<<<<

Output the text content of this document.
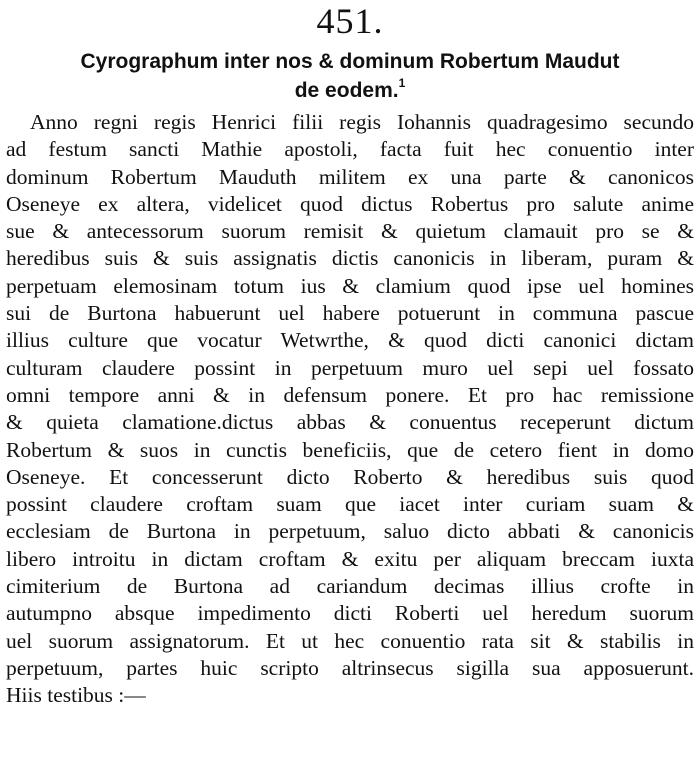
451.
Cyrographum inter nos & dominum Robertum Maudut
de eodem.$^1$
Anno regni regis Henrici filii regis Iohannis quadragesimo secundo
ad festum sancti Mathie apostoli, facta fuit hec conuentio inter
dominum Robertum Mauduth militem ex una parte & canonicos
Oseneye ex altera, videlicet quod dictus Robertus pro salute anime
sue & antecessorum suorum remisit & quietum clamauit pro se &
heredibus suis & suis assignatis dictis canonicis in liberam, puram &
perpetuam elemosinam totum ius & clamium quod ipse uel homines
sui de Burtona habuerunt uel habere potuerunt in communa pascue
illius culture que vocatur Wetwrthe, & quod dicti canonici dictam
culturam claudere possint in perpetuum muro uel sepi uel fossato
omni tempore anni & in defensum ponere. Et pro hac remissione
& quieta clamatione.dictus abbas & conuentus receperunt dictum
Robertum & suos in cunctis beneficiis, que de cetero fient in domo
Oseneye. Et concesserunt dicto Roberto & heredibus suis quod
possint claudere croftam suam que iacet inter curiam suam &
ecclesiam de Burtona in perpetuum, saluo dicto abbati & canonicis
libero introitu in dictam croftam & exitu per aliquam breccam iuxta
cimiterium de Burtona ad cariandum decimas illius crofte in
autumpno absque impedimento dicti Roberti uel heredum suorum
uel suorum assignatorum. Et ut hec conuentio rata sit & stabilis in
perpetuum, partes huic scripto altrinsecus sigilla sua apposuerunt.
Hiis testibus :—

>>>>

• What the task asks: Every line of text is to be repeated exactly; pictures are left out.

• Result of this exercise:
Output the text content of this document.
451.
Cyrographum inter nos & dominum Robertum Maudut
de eodem.$^1$
Anno regni regis Henrici filii regis Iohannis quadragesimo secundo
ad festum sancti Mathie apostoli, facta fuit hec conuentio inter
dominum Robertum Mauduth militem ex una parte & canonicos
Oseneye ex altera, videlicet quod dictus Robertus pro salute anime
sue & antecessorum suorum remisit & quietum clamauit pro se &
heredibus suis & suis assignatis dictis canonicis in liberam, puram &
perpetuam elemosinam totum ius & clamium quod ipse uel homines
sui de Burtona habuerunt uel habere potuerunt in communa pascue
illius culture que vocatur Wetwrthe, & quod dicti canonici dictam
culturam claudere possint in perpetuum muro uel sepi uel fossato
omni tempore anni & in defensum ponere. Et pro hac remissione
& quieta clamatione.dictus abbas & conuentus receperunt dictum
Robertum & suos in cunctis beneficiis, que de cetero fient in domo
Oseneye. Et concesserunt dicto Roberto & heredibus suis quod
possint claudere croftam suam que iacet inter curiam suam &
ecclesiam de Burtona in perpetuum, saluo dicto abbati & canonicis
libero introitu in dictam croftam & exitu per aliquam breccam iuxta
cimiterium de Burtona ad cariandum decimas illius crofte in
autumpno absque impedimento dicti Roberti uel heredum suorum
uel suorum assignatorum. Et ut hec conuentio rata sit & stabilis in
perpetuum, partes huic scripto altrinsecus sigilla sua apposuerunt.
Hiis testibus :—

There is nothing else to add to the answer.